Instruction ▸ Will you write out all the entries below exactly?

The data ▸
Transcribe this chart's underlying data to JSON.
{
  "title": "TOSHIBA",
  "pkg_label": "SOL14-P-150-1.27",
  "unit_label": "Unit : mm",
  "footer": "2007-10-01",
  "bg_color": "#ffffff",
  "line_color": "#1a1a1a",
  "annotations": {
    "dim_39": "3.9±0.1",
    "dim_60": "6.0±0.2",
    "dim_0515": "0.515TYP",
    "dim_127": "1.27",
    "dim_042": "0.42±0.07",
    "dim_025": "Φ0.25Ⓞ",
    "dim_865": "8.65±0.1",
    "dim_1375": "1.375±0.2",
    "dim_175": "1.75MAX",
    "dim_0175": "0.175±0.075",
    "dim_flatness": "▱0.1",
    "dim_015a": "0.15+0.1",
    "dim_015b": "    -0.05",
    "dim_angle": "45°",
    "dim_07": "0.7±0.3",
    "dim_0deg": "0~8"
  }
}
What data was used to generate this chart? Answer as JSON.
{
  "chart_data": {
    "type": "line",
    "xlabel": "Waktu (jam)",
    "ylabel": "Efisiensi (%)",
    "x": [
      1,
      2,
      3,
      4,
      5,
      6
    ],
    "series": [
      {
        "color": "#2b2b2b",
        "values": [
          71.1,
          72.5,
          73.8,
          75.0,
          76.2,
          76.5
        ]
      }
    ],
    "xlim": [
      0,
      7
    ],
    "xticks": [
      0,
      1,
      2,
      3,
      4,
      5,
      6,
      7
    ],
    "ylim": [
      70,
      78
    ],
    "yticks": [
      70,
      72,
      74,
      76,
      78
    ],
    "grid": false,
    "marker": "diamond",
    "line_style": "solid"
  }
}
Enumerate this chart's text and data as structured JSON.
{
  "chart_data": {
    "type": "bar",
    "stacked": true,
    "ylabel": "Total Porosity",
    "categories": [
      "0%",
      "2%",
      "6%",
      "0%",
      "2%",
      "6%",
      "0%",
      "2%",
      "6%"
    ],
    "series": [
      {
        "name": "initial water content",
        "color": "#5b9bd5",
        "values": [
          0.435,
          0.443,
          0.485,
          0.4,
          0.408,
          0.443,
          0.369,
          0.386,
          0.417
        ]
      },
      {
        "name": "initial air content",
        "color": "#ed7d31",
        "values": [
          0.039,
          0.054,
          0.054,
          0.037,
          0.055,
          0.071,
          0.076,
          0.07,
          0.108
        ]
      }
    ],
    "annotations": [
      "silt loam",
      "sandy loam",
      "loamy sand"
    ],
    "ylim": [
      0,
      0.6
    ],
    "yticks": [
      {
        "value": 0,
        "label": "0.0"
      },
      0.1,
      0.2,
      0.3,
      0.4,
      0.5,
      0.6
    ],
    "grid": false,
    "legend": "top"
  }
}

Complete output ▸
Transcribe this chart's underlying data to JSON.
{
  "title": "TOSHIBA",
  "pkg_label": "SOL14-P-150-1.27",
  "unit_label": "Unit : mm",
  "footer": "2007-10-01",
  "bg_color": "#ffffff",
  "line_color": "#1a1a1a",
  "annotations": {
    "dim_39": "3.9±0.1",
    "dim_60": "6.0±0.2",
    "dim_0515": "0.515TYP",
    "dim_127": "1.27",
    "dim_042": "0.42±0.07",
    "dim_025": "Φ0.25Ⓞ",
    "dim_865": "8.65±0.1",
    "dim_1375": "1.375±0.2",
    "dim_175": "1.75MAX",
    "dim_0175": "0.175±0.075",
    "dim_flatness": "▱0.1",
    "dim_015a": "0.15+0.1",
    "dim_015b": "    -0.05",
    "dim_angle": "45°",
    "dim_07": "0.7±0.3",
    "dim_0deg": "0~8"
  }
}
What data was used to generate this chart? Answer as JSON.
{
  "chart_data": {
    "type": "line",
    "xlabel": "Waktu (jam)",
    "ylabel": "Efisiensi (%)",
    "x": [
      1,
      2,
      3,
      4,
      5,
      6
    ],
    "series": [
      {
        "color": "#2b2b2b",
        "values": [
          71.1,
          72.5,
          73.8,
          75.0,
          76.2,
          76.5
        ]
      }
    ],
    "xlim": [
      0,
      7
    ],
    "xticks": [
      0,
      1,
      2,
      3,
      4,
      5,
      6,
      7
    ],
    "ylim": [
      70,
      78
    ],
    "yticks": [
      70,
      72,
      74,
      76,
      78
    ],
    "grid": false,
    "marker": "diamond",
    "line_style": "solid"
  }
}
Enumerate this chart's text and data as structured JSON.
{
  "chart_data": {
    "type": "bar",
    "stacked": true,
    "ylabel": "Total Porosity",
    "categories": [
      "0%",
      "2%",
      "6%",
      "0%",
      "2%",
      "6%",
      "0%",
      "2%",
      "6%"
    ],
    "series": [
      {
        "name": "initial water content",
        "color": "#5b9bd5",
        "values": [
          0.435,
          0.443,
          0.485,
          0.4,
          0.408,
          0.443,
          0.369,
          0.386,
          0.417
        ]
      },
      {
        "name": "initial air content",
        "color": "#ed7d31",
        "values": [
          0.039,
          0.054,
          0.054,
          0.037,
          0.055,
          0.071,
          0.076,
          0.07,
          0.108
        ]
      }
    ],
    "annotations": [
      "silt loam",
      "sandy loam",
      "loamy sand"
    ],
    "ylim": [
      0,
      0.6
    ],
    "yticks": [
      {
        "value": 0,
        "label": "0.0"
      },
      0.1,
      0.2,
      0.3,
      0.4,
      0.5,
      0.6
    ],
    "grid": false,
    "legend": "top"
  }
}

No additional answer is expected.